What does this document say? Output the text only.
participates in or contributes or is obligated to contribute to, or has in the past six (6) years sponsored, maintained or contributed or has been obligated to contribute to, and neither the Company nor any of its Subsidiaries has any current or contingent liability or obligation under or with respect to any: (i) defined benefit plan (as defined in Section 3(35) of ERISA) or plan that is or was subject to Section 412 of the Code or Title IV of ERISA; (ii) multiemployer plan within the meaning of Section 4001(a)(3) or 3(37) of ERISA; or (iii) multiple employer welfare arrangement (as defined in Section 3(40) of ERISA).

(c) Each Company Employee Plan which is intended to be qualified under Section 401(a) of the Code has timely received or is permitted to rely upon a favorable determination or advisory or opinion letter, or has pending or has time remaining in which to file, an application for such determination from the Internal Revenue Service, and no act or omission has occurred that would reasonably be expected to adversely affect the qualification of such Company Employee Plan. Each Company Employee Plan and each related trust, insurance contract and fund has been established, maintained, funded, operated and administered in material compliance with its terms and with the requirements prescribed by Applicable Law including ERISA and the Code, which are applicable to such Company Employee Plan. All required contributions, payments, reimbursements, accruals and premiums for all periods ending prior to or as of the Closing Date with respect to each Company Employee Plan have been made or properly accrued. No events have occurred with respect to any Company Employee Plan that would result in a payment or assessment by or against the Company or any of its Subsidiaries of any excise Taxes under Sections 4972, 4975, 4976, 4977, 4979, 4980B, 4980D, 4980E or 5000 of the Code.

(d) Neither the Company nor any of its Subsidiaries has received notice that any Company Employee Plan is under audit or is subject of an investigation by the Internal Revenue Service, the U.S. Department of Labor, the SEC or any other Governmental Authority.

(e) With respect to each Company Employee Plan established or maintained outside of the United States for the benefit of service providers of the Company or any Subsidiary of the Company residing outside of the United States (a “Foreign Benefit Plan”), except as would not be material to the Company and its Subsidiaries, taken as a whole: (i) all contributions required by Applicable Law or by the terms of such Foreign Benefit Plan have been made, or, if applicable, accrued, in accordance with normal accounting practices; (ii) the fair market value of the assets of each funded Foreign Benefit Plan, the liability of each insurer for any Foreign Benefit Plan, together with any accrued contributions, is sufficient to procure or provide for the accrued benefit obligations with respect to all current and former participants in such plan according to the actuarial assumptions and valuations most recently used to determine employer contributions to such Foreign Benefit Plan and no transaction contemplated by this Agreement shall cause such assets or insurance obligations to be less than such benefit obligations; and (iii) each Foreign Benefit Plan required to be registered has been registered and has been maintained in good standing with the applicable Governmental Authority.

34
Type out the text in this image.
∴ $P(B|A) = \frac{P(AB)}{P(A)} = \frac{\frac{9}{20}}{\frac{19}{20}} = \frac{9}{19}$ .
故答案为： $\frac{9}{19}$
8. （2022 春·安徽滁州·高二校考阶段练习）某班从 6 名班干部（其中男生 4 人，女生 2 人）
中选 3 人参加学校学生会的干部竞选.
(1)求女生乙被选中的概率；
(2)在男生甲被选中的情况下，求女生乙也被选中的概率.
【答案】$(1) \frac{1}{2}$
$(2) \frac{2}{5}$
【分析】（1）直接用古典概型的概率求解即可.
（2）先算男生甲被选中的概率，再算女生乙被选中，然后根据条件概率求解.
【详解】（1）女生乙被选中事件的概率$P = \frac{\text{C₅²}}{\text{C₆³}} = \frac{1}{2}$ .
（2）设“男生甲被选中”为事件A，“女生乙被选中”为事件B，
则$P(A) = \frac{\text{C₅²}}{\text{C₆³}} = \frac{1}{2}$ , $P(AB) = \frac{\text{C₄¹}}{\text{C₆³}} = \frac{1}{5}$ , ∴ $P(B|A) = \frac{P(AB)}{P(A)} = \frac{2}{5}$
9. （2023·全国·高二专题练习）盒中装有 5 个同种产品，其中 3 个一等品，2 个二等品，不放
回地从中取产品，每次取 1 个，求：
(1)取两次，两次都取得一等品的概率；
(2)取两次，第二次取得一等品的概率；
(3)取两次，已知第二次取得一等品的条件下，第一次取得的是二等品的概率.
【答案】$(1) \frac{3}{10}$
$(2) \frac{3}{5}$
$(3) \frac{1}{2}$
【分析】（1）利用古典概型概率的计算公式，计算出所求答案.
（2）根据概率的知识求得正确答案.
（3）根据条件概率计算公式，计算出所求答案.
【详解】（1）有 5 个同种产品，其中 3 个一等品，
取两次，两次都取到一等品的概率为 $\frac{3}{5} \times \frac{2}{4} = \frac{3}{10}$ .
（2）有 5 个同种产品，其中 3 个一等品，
• • •
Repeat word for word the lines running from the line containing "Type out the text in this image." to the end of the entries above, inclusive.

**Task output**
Type out the text in this image.
∴ $P(B|A) = \frac{P(AB)}{P(A)} = \frac{\frac{9}{20}}{\frac{19}{20}} = \frac{9}{19}$ .
故答案为： $\frac{9}{19}$
8. （2022 春·安徽滁州·高二校考阶段练习）某班从 6 名班干部（其中男生 4 人，女生 2 人）
中选 3 人参加学校学生会的干部竞选.
(1)求女生乙被选中的概率；
(2)在男生甲被选中的情况下，求女生乙也被选中的概率.
【答案】$(1) \frac{1}{2}$
$(2) \frac{2}{5}$
【分析】（1）直接用古典概型的概率求解即可.
（2）先算男生甲被选中的概率，再算女生乙被选中，然后根据条件概率求解.
【详解】（1）女生乙被选中事件的概率$P = \frac{\text{C₅²}}{\text{C₆³}} = \frac{1}{2}$ .
（2）设“男生甲被选中”为事件A，“女生乙被选中”为事件B，
则$P(A) = \frac{\text{C₅²}}{\text{C₆³}} = \frac{1}{2}$ , $P(AB) = \frac{\text{C₄¹}}{\text{C₆³}} = \frac{1}{5}$ , ∴ $P(B|A) = \frac{P(AB)}{P(A)} = \frac{2}{5}$
9. （2023·全国·高二专题练习）盒中装有 5 个同种产品，其中 3 个一等品，2 个二等品，不放
回地从中取产品，每次取 1 个，求：
(1)取两次，两次都取得一等品的概率；
(2)取两次，第二次取得一等品的概率；
(3)取两次，已知第二次取得一等品的条件下，第一次取得的是二等品的概率.
【答案】$(1) \frac{3}{10}$
$(2) \frac{3}{5}$
$(3) \frac{1}{2}$
【分析】（1）利用古典概型概率的计算公式，计算出所求答案.
（2）根据概率的知识求得正确答案.
（3）根据条件概率计算公式，计算出所求答案.
【详解】（1）有 5 个同种产品，其中 3 个一等品，
取两次，两次都取到一等品的概率为 $\frac{3}{5} \times \frac{2}{4} = \frac{3}{10}$ .
（2）有 5 个同种产品，其中 3 个一等品，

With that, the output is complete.